● **SET PROBLEM**
Using the material below, copy every line where "лицами" appears.

● **MATERIALS PROVIDED**
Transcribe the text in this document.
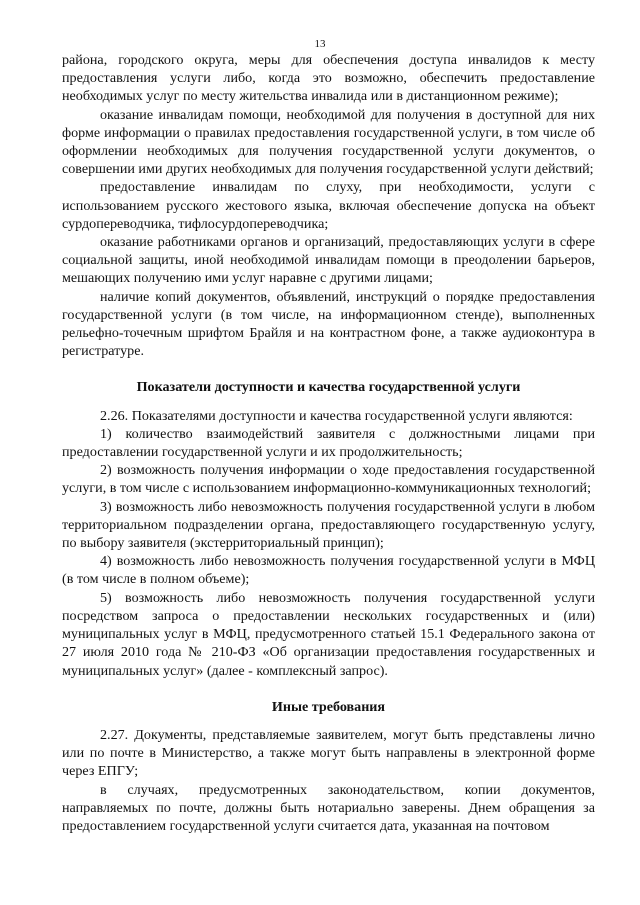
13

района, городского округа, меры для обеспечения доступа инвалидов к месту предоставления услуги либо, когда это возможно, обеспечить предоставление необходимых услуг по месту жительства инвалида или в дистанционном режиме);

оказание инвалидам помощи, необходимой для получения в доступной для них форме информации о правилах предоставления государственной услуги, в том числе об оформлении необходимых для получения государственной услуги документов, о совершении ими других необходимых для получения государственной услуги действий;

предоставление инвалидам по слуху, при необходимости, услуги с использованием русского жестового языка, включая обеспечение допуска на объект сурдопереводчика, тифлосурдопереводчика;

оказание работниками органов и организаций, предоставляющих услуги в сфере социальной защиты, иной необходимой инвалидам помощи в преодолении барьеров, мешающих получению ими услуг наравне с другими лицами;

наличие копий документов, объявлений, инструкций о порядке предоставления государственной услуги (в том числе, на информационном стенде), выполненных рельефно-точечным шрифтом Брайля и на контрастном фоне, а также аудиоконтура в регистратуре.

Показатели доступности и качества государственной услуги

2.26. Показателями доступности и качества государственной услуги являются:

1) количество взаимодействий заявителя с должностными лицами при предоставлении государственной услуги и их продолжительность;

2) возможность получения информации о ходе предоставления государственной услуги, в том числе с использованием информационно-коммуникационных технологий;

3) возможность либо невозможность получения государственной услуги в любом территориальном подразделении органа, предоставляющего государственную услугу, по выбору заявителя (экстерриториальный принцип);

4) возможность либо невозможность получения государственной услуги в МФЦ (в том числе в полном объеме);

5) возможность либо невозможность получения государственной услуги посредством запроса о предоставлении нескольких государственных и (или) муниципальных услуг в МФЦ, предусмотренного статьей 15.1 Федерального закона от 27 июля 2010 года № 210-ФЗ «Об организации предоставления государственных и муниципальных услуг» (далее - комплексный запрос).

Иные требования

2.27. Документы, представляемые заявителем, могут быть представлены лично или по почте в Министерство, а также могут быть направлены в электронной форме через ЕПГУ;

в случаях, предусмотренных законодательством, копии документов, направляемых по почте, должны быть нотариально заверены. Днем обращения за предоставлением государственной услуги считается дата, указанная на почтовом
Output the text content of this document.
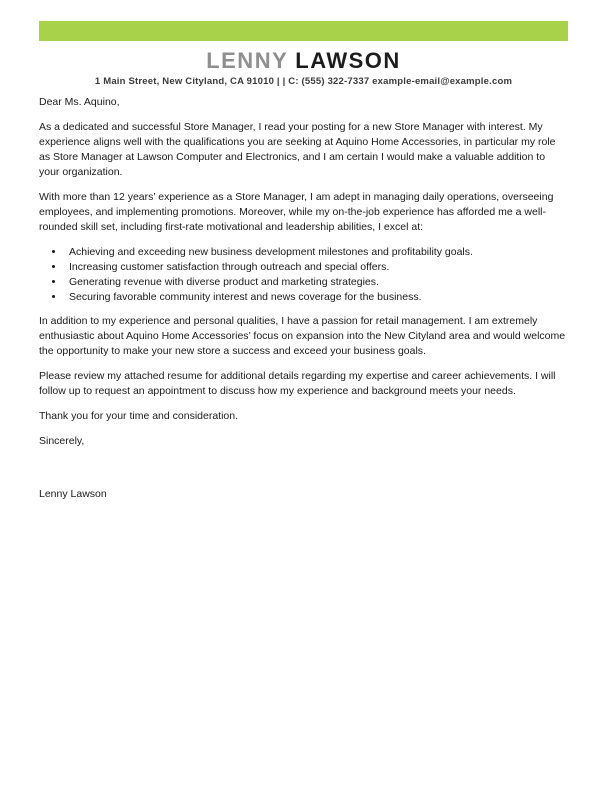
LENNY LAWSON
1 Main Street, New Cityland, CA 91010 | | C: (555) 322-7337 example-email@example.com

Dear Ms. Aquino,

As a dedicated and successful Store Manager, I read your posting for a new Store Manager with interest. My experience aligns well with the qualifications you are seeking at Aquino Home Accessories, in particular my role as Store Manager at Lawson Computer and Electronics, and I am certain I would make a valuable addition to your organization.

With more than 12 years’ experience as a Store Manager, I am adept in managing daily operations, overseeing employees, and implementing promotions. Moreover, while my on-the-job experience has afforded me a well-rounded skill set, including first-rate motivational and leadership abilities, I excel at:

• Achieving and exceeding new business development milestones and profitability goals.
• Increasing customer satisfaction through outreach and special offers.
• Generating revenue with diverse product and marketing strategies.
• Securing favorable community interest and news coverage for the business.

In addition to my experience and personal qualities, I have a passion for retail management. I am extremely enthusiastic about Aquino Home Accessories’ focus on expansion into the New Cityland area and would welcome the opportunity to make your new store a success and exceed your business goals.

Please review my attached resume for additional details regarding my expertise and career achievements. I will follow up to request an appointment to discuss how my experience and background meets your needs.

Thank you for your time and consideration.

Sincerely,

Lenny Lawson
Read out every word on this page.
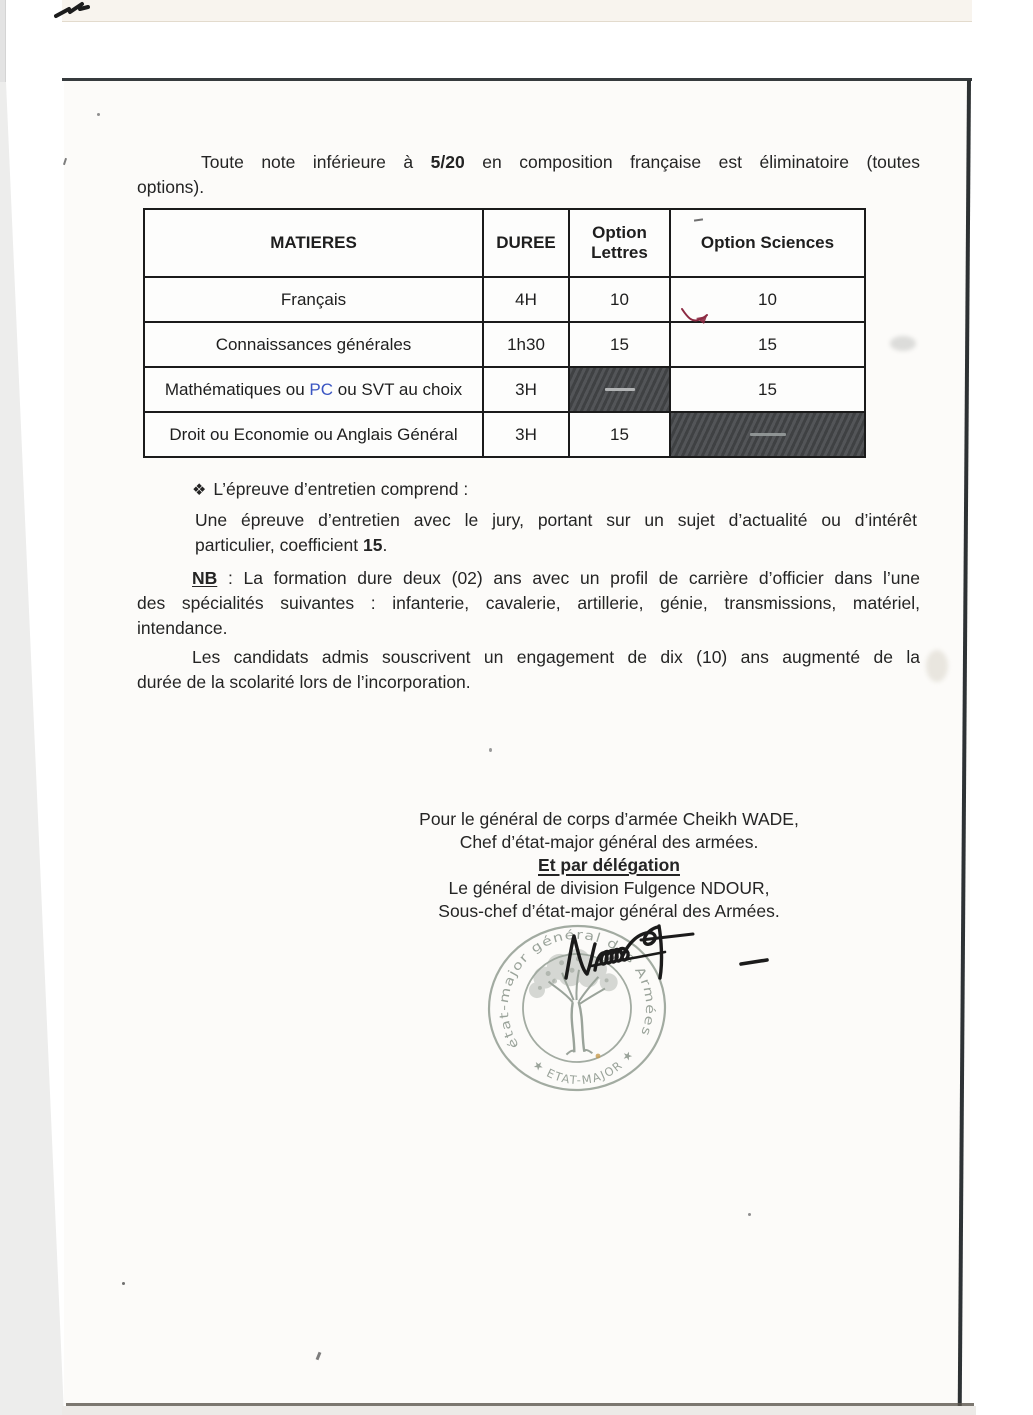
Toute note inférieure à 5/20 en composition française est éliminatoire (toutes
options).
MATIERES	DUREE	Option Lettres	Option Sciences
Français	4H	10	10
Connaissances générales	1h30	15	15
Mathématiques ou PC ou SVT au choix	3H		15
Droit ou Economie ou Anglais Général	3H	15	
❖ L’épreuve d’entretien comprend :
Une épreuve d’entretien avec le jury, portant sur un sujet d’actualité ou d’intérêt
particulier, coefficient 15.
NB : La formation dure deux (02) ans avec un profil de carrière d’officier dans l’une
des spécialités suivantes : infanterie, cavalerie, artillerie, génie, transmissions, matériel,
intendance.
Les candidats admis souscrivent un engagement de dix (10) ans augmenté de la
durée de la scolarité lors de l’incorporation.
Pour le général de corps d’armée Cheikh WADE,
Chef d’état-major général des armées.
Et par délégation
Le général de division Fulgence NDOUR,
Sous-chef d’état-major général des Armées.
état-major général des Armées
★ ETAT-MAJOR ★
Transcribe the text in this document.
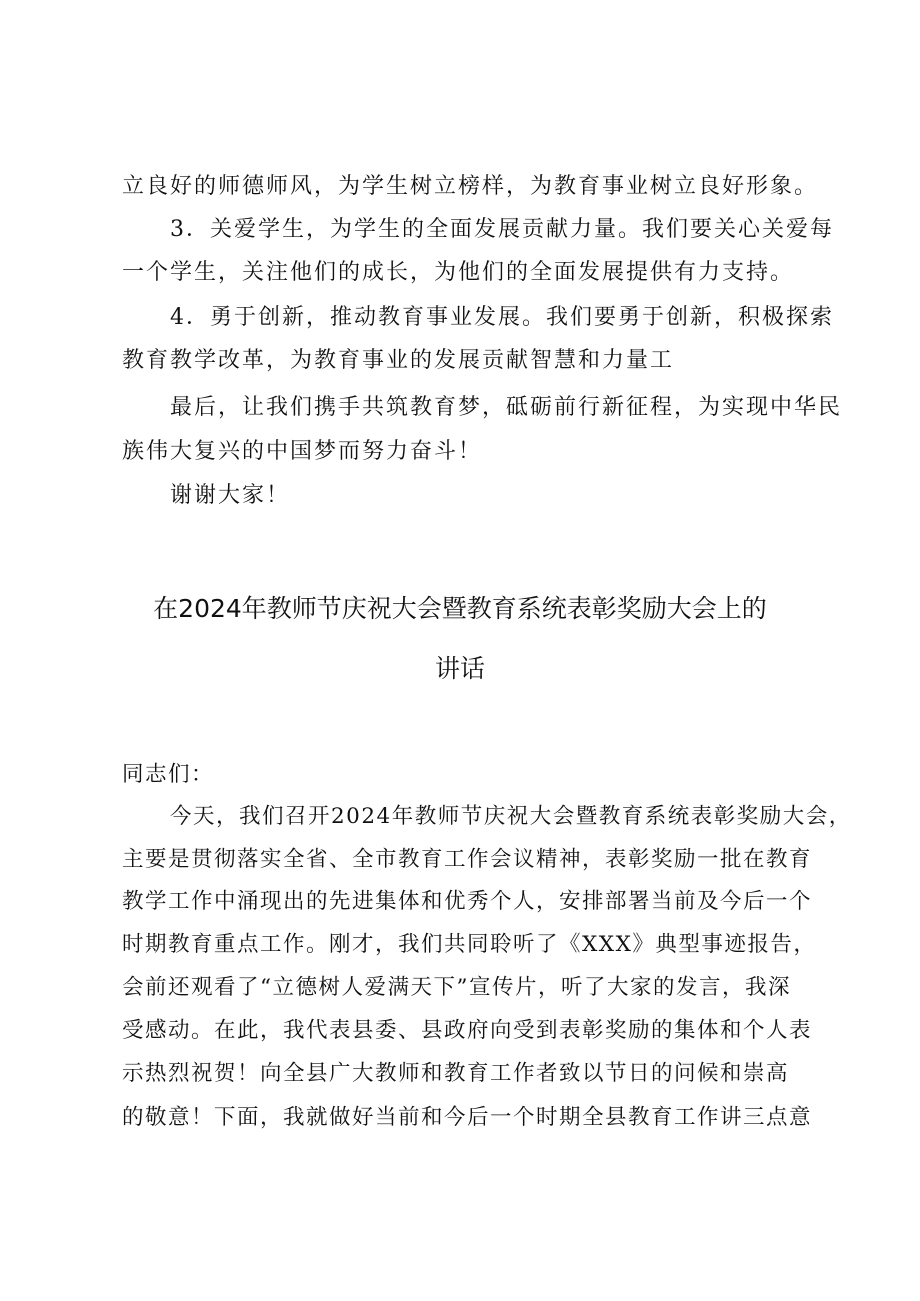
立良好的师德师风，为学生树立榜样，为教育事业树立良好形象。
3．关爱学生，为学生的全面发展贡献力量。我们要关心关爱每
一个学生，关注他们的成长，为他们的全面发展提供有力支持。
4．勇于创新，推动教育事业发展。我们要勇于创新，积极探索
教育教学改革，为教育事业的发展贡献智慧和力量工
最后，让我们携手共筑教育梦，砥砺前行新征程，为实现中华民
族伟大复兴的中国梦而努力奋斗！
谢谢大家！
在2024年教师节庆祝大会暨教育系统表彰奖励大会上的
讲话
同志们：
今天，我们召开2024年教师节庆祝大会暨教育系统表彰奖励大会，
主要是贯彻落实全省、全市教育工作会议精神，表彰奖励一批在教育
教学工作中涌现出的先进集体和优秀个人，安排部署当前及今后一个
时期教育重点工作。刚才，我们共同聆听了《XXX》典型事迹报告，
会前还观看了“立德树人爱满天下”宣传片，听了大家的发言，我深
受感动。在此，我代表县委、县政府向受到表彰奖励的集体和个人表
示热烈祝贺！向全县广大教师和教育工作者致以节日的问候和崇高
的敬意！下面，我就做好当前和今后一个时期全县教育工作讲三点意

● **FULL ANSWER**
оказание работниками органов и организаций, предоставляющих услуги в сфере социальной защиты, иной необходимой инвалидам помощи в преодолении барьеров, мешающих получению ими услуг наравне с другими лицами;
1) количество взаимодействий заявителя с должностными лицами при предоставлении государственной услуги и их продолжительность;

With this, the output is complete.